*Document section*.
= = =
Most foreign policy experts look to ancient Greece when they want to explain why global powers fight. They obsess over the Peloponnesian War, talking about how a rising power scares an established one until they inevitably clash. But looking only at European history leaves a massive blind spot. If you want to understand where our current multi-polar world is heading, you need to look at the wars of ancient China.
Long before China became a unified empire, it was a fractured network of competing states. The centuries spanning the Spring and Autumn period (770–473 BC) and the Warring States period (475–221 BC) were basically a massive, multi-hundred-year laboratory experiment in international relations. Hundreds of states fought, traded, made alliances, and broke them. It's an era that shows exactly what happens when a system shifts between a balance of power and absolute hegemony.
Western international relations theory tells us that a balance of power is natural and stable. It says states will naturally form alliances to prevent any single nation from dominating everyone else. The wars of ancient China prove the exact opposite. They show that a multi-state balance is highly fragile, temporary, and almost always slides toward total domination by one superpower.
= = =
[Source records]

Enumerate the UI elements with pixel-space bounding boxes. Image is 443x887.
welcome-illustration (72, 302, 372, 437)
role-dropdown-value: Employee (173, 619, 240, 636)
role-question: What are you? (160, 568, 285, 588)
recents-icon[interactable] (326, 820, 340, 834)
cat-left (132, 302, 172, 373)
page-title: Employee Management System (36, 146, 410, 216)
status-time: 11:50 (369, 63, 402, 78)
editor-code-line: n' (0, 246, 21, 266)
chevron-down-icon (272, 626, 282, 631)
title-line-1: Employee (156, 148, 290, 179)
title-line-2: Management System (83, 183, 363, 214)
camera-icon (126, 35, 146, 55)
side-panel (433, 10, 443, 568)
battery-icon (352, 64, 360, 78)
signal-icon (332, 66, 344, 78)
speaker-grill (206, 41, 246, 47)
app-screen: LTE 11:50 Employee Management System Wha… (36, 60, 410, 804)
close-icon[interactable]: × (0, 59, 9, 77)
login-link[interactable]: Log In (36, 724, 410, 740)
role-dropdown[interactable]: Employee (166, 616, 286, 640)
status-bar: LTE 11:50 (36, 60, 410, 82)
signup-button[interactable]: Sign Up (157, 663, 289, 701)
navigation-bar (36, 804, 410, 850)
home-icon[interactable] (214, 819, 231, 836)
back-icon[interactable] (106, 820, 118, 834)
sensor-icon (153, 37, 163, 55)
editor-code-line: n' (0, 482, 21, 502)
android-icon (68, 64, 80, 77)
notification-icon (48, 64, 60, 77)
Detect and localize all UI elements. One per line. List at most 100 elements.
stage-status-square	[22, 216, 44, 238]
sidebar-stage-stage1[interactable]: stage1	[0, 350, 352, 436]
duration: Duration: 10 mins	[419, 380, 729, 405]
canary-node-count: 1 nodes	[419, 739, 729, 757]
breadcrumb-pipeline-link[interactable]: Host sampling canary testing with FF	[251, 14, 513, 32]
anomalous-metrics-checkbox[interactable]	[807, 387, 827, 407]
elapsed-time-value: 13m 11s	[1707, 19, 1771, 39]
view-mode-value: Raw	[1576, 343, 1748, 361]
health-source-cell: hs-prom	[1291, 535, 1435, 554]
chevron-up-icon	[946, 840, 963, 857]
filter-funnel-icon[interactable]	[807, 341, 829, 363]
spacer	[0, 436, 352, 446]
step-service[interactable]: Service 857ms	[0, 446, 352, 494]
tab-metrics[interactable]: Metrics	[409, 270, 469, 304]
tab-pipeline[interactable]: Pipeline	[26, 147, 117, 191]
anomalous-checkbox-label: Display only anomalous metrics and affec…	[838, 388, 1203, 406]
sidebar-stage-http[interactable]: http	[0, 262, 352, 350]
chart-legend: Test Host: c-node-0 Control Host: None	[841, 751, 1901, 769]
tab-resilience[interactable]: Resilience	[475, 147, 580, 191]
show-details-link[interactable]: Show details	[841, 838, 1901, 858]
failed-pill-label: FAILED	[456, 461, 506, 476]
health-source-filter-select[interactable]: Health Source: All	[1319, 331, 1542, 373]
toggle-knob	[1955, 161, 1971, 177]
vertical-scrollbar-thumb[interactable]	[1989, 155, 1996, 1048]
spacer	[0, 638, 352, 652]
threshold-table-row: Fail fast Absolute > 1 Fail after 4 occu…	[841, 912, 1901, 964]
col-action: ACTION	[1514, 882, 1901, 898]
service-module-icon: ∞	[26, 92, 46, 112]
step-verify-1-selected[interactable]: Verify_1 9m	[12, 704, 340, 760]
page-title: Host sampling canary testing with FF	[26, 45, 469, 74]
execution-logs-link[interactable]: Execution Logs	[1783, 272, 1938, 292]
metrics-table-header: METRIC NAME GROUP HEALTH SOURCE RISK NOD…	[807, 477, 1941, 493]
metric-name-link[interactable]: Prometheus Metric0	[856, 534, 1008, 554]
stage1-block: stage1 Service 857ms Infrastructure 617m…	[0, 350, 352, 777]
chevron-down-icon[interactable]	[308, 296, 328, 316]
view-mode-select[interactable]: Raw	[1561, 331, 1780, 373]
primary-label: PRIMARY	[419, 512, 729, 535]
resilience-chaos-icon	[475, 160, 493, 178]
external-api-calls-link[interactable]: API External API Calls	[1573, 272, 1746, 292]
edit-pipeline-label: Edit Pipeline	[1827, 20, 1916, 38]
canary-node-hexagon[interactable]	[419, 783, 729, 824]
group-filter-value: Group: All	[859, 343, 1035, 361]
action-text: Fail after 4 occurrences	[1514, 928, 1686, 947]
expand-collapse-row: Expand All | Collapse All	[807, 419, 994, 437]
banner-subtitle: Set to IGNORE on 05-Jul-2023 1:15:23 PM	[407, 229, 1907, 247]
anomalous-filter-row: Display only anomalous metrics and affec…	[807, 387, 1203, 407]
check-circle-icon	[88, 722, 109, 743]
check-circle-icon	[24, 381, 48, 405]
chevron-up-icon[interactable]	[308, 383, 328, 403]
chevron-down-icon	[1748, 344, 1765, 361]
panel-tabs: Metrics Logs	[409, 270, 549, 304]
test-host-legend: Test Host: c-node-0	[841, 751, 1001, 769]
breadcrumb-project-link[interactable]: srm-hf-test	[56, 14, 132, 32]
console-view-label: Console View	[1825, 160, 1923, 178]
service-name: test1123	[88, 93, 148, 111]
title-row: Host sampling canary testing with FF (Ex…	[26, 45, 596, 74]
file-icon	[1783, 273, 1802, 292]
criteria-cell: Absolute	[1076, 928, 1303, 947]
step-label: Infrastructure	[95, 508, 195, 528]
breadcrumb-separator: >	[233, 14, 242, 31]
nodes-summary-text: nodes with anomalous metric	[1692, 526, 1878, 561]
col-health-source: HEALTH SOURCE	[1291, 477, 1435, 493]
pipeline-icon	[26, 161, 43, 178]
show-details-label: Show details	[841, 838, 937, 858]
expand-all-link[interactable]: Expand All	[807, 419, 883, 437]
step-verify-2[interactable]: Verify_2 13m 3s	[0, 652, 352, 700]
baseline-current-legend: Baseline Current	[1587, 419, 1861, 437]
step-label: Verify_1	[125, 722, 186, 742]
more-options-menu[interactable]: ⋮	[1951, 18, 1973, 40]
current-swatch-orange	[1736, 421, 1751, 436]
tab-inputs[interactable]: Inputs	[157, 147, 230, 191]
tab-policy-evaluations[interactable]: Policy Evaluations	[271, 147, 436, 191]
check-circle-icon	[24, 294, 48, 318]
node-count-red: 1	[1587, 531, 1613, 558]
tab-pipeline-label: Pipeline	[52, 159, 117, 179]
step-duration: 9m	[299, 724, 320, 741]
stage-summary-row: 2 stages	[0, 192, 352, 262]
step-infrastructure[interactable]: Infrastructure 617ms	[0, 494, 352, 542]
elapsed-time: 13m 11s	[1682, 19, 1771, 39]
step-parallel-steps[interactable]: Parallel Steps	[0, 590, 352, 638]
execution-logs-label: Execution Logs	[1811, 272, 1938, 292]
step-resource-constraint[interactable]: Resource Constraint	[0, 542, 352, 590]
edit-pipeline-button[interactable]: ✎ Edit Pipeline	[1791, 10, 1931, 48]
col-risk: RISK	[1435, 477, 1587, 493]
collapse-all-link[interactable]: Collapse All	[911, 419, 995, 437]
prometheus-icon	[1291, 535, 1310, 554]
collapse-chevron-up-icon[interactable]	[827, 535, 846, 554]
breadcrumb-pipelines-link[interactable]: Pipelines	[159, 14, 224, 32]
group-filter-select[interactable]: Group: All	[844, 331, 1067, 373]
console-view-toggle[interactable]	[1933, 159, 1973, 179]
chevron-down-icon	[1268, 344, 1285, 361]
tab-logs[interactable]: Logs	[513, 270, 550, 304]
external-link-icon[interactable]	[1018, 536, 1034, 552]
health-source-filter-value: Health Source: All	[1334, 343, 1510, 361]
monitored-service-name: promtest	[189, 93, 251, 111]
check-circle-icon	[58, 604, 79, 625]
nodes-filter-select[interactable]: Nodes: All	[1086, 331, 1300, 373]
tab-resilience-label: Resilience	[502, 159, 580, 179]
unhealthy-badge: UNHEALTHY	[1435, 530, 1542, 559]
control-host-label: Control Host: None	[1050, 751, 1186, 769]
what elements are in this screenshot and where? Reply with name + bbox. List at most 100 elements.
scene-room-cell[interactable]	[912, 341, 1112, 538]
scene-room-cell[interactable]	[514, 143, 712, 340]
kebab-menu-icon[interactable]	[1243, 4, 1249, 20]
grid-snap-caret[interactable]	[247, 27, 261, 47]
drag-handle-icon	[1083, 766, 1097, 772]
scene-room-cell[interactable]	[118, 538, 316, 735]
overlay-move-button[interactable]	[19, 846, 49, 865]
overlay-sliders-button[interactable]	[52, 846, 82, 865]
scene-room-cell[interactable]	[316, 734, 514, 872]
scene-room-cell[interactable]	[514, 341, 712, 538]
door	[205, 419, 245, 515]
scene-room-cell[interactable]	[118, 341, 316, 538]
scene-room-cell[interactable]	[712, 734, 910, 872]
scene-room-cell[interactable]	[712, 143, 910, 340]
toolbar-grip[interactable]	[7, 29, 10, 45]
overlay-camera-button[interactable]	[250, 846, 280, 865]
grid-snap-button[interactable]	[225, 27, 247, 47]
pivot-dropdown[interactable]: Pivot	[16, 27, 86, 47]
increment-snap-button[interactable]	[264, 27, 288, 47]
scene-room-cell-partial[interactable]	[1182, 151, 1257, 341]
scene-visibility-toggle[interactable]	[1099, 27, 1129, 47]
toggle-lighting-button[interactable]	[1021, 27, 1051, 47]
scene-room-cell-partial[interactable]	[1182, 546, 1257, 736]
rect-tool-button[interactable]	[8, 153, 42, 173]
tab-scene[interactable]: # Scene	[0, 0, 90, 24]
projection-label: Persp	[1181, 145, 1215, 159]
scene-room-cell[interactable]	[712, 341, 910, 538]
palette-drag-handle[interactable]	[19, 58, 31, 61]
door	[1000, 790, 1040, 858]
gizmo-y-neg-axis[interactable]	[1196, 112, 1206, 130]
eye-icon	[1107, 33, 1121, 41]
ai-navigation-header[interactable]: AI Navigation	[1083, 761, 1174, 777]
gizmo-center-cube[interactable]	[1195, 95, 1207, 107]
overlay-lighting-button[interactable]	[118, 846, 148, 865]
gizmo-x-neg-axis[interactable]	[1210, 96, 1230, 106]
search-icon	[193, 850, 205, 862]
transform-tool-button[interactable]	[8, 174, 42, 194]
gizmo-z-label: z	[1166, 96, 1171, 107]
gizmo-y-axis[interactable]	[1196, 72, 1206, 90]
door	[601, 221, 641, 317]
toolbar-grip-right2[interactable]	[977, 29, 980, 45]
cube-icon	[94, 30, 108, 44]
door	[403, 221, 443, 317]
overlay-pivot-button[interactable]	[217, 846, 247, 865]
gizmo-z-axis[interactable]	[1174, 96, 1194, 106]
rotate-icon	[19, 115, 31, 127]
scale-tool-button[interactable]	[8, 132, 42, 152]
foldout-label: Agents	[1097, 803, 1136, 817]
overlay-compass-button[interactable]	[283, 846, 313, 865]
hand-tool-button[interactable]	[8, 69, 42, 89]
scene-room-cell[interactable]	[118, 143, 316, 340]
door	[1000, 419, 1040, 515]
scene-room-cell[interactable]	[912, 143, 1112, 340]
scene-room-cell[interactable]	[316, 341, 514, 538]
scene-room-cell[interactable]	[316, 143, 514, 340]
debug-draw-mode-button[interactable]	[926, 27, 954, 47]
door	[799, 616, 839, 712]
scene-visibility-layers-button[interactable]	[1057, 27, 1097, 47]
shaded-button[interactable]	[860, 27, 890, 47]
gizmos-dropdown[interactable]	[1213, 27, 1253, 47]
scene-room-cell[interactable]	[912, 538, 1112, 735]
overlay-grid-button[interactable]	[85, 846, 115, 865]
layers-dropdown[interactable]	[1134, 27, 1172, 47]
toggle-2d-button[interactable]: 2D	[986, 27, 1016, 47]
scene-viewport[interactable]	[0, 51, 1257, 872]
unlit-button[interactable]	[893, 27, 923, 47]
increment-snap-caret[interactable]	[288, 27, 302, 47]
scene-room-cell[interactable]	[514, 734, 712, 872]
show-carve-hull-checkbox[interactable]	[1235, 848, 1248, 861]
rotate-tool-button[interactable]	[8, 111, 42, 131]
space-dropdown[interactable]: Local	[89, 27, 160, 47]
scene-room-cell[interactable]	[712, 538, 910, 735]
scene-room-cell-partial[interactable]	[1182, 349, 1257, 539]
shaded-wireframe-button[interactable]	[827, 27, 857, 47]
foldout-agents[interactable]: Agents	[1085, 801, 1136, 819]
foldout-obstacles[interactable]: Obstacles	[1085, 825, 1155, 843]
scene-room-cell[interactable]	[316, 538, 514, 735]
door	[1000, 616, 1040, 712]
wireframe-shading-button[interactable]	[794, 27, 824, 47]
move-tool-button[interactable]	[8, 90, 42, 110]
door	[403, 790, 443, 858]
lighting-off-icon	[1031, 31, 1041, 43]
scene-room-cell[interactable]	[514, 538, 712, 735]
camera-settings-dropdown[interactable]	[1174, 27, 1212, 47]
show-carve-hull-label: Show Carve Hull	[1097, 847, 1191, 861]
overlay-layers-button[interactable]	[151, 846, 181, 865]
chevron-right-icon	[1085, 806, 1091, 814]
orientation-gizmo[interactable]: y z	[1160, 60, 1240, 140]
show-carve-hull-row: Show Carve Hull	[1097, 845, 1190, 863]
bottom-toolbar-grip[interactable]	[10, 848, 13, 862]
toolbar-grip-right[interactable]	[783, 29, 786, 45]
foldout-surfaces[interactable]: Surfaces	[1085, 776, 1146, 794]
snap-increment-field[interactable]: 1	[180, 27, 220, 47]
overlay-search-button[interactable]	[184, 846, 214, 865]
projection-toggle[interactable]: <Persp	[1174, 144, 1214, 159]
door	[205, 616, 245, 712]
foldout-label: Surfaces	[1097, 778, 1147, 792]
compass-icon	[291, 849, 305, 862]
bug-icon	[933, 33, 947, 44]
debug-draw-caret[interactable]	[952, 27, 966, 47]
= = =
*What is required*. Can you reproduce the essay on ancient Chinese wars word for word, from "Long before China" to "by one superpower."?

*Full answer*.
Long before China became a unified empire, it was a fractured network of competing states. The centuries spanning the Spring and Autumn period (770–473 BC) and the Warring States period (475–221 BC) were basically a massive, multi-hundred-year laboratory experiment in international relations. Hundreds of states fought, traded, made alliances, and broke them. It's an era that shows exactly what happens when a system shifts between a balance of power and absolute hegemony.
Western international relations theory tells us that a balance of power is natural and stable. It says states will naturally form alliances to prevent any single nation from dominating everyone else. The wars of ancient China prove the exact opposite. They show that a multi-state balance is highly fragile, temporary, and almost always slides toward total domination by one superpower.